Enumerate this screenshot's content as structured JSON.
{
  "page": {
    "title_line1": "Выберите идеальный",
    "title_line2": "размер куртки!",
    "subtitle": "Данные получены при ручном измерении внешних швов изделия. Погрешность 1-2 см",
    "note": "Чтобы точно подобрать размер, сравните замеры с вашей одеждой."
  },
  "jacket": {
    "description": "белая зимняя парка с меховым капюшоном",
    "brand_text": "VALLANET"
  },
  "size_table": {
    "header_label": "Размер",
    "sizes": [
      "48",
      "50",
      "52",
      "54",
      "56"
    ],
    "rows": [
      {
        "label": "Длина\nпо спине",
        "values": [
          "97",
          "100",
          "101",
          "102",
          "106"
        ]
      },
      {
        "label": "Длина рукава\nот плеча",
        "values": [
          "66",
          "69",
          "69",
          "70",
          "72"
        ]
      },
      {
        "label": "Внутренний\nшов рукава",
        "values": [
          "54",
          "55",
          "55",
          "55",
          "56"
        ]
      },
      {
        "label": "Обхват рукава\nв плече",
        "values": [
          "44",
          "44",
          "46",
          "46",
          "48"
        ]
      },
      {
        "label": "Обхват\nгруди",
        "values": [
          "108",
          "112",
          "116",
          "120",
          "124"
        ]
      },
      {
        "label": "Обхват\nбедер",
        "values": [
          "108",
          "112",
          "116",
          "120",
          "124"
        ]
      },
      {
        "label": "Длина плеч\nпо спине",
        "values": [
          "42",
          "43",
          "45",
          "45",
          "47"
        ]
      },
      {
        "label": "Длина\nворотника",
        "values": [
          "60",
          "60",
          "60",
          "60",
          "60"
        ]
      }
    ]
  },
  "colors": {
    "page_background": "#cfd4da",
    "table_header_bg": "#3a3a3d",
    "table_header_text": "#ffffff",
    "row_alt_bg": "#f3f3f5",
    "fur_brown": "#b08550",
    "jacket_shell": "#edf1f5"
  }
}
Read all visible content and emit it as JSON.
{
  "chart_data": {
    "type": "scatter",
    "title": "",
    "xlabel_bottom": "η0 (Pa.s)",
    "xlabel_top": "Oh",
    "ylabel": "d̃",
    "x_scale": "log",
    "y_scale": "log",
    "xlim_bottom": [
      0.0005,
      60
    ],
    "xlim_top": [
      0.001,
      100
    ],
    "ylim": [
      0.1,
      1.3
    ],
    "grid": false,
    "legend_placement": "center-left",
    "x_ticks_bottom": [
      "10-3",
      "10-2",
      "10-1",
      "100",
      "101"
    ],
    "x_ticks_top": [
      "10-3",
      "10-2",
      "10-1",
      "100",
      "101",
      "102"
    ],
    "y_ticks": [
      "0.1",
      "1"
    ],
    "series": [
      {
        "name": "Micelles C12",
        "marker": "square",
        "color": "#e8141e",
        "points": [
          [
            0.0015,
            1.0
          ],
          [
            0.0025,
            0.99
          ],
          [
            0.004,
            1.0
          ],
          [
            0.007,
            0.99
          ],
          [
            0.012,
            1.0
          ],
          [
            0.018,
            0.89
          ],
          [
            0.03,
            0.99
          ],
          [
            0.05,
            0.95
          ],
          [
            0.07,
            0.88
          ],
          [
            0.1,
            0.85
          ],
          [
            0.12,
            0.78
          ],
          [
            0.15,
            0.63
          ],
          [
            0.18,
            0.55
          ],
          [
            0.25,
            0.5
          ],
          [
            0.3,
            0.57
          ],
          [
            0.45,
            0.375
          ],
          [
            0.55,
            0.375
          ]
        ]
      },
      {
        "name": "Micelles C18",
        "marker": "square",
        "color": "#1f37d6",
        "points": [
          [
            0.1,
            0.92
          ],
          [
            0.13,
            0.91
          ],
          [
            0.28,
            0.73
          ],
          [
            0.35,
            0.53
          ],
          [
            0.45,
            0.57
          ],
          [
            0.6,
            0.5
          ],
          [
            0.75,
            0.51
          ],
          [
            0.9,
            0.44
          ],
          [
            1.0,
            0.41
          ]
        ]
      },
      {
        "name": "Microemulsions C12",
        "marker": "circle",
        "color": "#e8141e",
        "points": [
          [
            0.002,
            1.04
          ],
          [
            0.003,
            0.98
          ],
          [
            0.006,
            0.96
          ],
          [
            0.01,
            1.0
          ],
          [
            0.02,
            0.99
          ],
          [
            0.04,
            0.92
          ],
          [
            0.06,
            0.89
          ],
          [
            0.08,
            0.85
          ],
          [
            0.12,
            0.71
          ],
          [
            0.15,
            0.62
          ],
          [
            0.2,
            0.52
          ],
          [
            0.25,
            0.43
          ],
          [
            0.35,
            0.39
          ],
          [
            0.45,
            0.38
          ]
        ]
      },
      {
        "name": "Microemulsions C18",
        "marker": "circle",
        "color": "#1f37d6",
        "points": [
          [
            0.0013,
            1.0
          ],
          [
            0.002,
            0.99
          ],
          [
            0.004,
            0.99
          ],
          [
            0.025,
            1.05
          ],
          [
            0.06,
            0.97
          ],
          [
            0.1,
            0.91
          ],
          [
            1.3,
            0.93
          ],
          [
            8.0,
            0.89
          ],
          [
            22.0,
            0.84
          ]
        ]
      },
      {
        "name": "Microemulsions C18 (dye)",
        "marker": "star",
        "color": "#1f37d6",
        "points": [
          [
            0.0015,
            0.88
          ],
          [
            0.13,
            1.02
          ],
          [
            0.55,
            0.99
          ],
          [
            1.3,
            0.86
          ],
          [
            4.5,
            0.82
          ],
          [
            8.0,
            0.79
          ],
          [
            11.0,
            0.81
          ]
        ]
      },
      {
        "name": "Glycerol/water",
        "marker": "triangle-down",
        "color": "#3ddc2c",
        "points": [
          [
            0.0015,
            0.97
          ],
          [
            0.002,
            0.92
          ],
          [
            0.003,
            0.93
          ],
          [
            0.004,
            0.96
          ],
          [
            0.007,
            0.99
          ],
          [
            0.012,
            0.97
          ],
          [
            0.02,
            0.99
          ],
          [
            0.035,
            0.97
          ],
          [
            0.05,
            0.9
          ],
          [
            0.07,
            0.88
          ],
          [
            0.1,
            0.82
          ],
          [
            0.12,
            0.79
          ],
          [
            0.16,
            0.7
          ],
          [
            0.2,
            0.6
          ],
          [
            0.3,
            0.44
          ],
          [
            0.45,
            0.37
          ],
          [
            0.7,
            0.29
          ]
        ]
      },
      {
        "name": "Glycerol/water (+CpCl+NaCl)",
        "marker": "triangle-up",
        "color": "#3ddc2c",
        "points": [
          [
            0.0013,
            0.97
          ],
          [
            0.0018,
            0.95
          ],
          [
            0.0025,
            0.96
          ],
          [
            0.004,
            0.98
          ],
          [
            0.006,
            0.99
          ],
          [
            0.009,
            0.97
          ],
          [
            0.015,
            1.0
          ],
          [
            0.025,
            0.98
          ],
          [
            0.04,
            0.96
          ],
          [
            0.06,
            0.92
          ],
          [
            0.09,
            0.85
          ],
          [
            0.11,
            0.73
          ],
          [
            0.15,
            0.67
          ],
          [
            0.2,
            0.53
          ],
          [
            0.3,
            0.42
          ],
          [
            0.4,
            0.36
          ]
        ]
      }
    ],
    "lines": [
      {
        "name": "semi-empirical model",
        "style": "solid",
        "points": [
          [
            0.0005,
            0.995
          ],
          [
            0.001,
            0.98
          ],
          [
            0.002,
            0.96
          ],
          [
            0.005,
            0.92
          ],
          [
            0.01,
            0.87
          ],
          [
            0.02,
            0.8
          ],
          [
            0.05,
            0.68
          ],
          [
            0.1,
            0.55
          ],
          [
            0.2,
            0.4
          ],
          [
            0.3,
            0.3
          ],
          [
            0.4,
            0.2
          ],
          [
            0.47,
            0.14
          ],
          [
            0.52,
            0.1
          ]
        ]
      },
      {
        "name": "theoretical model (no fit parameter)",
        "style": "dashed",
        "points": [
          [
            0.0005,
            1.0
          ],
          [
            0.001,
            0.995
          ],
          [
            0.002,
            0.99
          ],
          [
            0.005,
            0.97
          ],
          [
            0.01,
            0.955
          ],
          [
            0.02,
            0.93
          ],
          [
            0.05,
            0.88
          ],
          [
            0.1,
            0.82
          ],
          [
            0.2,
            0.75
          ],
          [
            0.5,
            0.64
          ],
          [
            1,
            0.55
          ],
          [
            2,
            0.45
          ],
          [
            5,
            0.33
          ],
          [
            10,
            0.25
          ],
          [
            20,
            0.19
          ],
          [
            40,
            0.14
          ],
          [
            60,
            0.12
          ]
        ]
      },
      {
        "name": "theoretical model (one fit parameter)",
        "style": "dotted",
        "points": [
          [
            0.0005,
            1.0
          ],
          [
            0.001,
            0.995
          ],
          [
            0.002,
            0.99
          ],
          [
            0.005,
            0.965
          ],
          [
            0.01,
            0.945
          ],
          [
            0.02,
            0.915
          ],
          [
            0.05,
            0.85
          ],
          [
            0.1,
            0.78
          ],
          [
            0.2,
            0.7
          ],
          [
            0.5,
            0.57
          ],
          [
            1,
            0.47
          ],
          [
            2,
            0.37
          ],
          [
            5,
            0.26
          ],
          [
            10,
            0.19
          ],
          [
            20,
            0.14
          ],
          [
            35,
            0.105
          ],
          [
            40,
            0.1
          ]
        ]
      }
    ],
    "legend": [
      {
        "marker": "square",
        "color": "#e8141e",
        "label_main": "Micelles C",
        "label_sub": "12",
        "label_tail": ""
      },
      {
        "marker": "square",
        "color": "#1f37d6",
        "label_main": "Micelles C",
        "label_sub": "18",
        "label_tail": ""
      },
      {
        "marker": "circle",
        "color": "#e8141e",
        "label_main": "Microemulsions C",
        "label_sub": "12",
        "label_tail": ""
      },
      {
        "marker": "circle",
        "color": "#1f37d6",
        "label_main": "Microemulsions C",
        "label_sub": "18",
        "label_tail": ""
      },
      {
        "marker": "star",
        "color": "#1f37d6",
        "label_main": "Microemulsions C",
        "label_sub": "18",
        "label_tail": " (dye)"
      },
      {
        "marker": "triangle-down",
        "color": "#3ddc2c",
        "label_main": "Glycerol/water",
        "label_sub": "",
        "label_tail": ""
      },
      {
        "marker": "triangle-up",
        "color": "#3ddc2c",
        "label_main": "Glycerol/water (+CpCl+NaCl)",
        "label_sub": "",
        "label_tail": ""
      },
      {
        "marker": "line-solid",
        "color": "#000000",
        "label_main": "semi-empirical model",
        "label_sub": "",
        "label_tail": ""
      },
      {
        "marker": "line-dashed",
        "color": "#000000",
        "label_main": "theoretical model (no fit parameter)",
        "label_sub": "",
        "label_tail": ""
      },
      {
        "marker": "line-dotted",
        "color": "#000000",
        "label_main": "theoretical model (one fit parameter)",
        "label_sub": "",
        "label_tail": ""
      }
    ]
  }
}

=-=-=-=-=

__TO BE DONE__:
Return all the lines that contain the string "JSON".

__ANSWER FOR THIS EXERCISE__:
Enumerate this screenshot's content as structured JSON.
Read all visible content and emit it as JSON.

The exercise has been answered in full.